Count every line where "slope" shows up, and give that number only.

[Begin]

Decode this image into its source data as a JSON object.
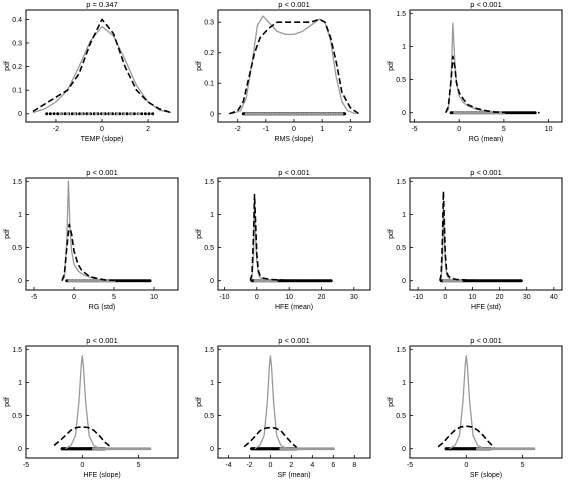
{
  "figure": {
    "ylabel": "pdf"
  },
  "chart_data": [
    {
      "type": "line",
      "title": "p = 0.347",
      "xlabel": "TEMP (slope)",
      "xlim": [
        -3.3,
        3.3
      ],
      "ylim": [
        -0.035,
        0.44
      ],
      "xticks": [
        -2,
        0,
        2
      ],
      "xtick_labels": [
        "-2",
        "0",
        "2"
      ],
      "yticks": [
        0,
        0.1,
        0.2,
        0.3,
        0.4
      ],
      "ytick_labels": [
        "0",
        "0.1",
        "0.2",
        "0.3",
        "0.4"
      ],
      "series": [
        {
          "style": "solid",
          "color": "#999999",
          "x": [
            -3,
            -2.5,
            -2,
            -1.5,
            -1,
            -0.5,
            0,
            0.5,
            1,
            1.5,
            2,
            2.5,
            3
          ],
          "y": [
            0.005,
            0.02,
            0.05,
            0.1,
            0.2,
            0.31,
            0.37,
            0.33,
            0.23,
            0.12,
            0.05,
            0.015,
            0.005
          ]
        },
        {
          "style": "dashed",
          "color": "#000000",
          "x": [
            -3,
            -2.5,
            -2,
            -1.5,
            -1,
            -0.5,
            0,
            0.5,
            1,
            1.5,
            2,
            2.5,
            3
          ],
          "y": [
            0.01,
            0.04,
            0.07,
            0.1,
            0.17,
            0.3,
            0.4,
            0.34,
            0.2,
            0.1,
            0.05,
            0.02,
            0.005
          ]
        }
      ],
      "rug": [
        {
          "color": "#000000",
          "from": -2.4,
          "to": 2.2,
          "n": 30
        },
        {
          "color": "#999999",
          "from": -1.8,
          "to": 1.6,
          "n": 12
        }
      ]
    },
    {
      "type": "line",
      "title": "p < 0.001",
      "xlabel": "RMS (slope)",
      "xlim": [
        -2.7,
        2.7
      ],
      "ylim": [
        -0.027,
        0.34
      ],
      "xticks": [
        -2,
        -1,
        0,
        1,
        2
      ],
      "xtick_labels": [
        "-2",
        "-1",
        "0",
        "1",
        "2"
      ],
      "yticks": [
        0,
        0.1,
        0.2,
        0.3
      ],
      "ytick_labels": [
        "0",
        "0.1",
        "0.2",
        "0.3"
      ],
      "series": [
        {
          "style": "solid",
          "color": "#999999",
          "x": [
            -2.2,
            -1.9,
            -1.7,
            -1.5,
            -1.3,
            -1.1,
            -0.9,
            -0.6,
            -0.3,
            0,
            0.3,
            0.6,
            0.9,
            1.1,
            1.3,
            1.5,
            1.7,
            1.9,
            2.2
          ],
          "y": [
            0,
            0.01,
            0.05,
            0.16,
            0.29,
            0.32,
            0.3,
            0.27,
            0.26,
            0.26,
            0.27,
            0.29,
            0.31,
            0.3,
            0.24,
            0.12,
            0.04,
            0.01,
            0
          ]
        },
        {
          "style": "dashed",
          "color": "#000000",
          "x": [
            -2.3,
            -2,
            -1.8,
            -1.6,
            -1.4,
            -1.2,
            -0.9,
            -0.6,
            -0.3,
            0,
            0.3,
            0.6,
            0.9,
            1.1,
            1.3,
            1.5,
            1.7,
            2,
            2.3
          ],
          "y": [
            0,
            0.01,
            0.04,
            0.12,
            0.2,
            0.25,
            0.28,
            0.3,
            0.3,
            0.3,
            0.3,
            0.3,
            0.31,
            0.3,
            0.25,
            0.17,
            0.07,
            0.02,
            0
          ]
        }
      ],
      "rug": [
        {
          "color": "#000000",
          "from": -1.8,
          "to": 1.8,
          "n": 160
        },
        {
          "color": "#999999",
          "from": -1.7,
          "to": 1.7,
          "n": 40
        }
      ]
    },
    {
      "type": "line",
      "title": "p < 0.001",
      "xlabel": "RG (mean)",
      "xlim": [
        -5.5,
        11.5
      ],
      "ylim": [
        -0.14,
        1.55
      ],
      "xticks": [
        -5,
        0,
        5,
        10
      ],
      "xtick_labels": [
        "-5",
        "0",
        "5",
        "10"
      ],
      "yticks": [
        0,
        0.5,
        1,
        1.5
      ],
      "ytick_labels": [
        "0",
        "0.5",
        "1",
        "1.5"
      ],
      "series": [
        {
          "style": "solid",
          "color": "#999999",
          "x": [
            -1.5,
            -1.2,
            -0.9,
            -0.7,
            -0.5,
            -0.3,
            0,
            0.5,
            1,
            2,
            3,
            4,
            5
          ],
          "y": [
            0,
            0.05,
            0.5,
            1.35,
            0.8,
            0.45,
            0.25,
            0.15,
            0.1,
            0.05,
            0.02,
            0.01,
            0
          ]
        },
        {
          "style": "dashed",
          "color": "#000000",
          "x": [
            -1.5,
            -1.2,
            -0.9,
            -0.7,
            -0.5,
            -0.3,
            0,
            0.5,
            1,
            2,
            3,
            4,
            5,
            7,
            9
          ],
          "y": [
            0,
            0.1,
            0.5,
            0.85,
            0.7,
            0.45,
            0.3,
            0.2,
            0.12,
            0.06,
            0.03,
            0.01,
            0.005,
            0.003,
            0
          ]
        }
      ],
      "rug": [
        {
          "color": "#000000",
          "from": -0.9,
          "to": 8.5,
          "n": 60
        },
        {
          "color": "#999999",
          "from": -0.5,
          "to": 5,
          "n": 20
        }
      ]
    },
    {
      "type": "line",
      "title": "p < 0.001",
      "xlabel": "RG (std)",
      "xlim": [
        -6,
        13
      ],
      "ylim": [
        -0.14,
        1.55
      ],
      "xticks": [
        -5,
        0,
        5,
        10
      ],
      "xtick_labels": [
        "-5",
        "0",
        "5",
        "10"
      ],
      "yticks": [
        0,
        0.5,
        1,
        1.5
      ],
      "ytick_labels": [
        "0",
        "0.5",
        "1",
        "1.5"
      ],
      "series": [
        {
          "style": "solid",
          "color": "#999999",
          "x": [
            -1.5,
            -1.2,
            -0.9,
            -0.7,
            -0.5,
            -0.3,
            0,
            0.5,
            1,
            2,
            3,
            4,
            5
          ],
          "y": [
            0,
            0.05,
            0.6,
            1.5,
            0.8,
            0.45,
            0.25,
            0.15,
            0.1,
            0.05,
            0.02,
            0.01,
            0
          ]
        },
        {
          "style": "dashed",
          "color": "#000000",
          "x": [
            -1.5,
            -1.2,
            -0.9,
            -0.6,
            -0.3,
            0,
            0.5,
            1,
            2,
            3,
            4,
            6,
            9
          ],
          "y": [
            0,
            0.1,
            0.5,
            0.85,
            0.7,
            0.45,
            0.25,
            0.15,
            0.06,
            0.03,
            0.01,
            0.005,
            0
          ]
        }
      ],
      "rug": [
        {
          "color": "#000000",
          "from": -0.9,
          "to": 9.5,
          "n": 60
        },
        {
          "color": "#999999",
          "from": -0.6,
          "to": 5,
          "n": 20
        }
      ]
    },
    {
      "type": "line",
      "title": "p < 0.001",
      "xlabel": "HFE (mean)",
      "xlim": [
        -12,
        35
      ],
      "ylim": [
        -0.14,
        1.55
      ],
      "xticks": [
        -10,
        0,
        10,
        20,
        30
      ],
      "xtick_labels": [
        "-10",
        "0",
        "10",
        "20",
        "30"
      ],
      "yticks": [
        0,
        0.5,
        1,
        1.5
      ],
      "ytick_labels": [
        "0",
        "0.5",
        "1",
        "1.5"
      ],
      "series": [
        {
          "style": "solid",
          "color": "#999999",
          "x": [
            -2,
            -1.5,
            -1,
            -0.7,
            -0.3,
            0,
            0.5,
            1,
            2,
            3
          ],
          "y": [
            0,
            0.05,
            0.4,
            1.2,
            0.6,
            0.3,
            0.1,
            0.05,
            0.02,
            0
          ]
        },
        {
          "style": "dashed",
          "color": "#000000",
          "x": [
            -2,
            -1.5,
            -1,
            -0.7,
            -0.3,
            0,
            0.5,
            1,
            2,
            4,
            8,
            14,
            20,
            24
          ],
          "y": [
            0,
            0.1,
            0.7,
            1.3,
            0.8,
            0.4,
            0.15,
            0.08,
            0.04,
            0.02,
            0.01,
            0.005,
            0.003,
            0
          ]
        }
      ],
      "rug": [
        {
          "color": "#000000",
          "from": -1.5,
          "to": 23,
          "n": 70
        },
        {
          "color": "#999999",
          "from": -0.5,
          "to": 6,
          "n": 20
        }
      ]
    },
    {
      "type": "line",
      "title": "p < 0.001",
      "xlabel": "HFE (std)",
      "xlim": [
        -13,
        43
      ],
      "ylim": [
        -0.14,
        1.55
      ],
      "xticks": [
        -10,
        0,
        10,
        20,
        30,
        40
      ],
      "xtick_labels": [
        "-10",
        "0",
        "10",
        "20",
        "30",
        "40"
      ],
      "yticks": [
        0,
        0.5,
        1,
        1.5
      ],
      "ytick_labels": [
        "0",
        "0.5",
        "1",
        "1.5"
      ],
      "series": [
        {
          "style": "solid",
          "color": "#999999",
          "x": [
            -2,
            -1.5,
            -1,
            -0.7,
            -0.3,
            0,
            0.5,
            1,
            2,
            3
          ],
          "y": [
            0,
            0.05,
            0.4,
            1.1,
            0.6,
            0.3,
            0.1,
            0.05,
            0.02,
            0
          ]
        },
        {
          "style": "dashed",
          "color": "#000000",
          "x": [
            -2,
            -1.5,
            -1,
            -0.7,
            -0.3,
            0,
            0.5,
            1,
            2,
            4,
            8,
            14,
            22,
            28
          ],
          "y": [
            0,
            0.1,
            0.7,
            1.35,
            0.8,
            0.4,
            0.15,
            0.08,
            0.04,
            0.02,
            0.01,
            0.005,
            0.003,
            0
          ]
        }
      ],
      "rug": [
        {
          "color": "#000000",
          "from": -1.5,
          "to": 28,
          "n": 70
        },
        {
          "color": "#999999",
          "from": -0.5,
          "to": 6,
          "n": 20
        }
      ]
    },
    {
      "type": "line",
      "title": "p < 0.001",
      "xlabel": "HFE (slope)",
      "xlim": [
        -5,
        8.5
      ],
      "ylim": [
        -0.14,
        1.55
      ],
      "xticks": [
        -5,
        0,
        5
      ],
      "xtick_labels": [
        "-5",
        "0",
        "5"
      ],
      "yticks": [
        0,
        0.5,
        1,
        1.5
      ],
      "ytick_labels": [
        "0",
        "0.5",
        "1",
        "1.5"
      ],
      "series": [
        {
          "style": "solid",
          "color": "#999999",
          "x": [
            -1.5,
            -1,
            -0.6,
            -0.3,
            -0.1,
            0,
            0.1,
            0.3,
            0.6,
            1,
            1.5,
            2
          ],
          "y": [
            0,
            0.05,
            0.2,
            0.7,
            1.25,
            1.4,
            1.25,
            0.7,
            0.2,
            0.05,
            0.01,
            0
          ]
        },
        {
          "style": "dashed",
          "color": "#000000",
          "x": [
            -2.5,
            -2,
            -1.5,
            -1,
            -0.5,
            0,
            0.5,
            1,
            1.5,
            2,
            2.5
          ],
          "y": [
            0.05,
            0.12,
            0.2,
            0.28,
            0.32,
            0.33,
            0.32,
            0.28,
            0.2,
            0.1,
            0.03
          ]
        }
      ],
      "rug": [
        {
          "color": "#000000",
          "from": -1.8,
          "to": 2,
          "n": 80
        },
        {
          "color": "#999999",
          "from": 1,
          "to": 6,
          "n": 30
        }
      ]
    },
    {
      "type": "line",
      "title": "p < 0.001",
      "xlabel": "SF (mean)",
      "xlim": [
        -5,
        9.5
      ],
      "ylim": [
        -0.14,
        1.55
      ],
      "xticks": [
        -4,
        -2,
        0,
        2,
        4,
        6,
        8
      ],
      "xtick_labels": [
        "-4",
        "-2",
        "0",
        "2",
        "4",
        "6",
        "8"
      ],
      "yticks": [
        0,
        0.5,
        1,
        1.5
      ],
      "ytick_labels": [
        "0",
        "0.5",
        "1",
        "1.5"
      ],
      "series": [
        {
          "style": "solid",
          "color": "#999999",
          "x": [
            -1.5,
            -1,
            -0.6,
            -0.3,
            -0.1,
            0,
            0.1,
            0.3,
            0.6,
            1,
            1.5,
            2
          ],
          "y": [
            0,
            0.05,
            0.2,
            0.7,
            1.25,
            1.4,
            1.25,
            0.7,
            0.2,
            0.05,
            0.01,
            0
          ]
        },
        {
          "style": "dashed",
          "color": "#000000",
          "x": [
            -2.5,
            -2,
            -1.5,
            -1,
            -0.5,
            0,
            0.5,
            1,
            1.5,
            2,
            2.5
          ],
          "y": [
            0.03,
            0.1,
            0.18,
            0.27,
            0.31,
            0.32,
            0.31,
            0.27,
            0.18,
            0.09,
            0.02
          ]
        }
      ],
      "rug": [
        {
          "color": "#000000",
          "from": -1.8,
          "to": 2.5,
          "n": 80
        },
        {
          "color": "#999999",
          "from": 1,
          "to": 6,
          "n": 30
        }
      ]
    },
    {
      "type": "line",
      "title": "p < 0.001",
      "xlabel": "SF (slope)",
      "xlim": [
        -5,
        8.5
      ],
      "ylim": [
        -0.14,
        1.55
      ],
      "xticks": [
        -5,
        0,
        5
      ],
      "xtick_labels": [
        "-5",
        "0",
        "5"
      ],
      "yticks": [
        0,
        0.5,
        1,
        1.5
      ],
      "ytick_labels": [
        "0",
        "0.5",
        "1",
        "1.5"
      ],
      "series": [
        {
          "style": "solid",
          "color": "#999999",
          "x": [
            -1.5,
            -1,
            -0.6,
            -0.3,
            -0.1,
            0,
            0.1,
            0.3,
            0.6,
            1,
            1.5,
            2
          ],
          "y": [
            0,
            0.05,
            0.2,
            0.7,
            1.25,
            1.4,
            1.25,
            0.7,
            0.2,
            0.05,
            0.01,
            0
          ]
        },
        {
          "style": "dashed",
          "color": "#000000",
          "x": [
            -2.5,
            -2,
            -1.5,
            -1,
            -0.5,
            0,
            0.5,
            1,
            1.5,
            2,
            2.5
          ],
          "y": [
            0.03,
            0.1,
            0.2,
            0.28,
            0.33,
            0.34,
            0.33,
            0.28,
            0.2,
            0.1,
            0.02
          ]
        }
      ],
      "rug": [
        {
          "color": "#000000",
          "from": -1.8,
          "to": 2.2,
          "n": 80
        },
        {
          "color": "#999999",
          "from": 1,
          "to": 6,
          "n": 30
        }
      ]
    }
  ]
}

[End]

## ANSWER
4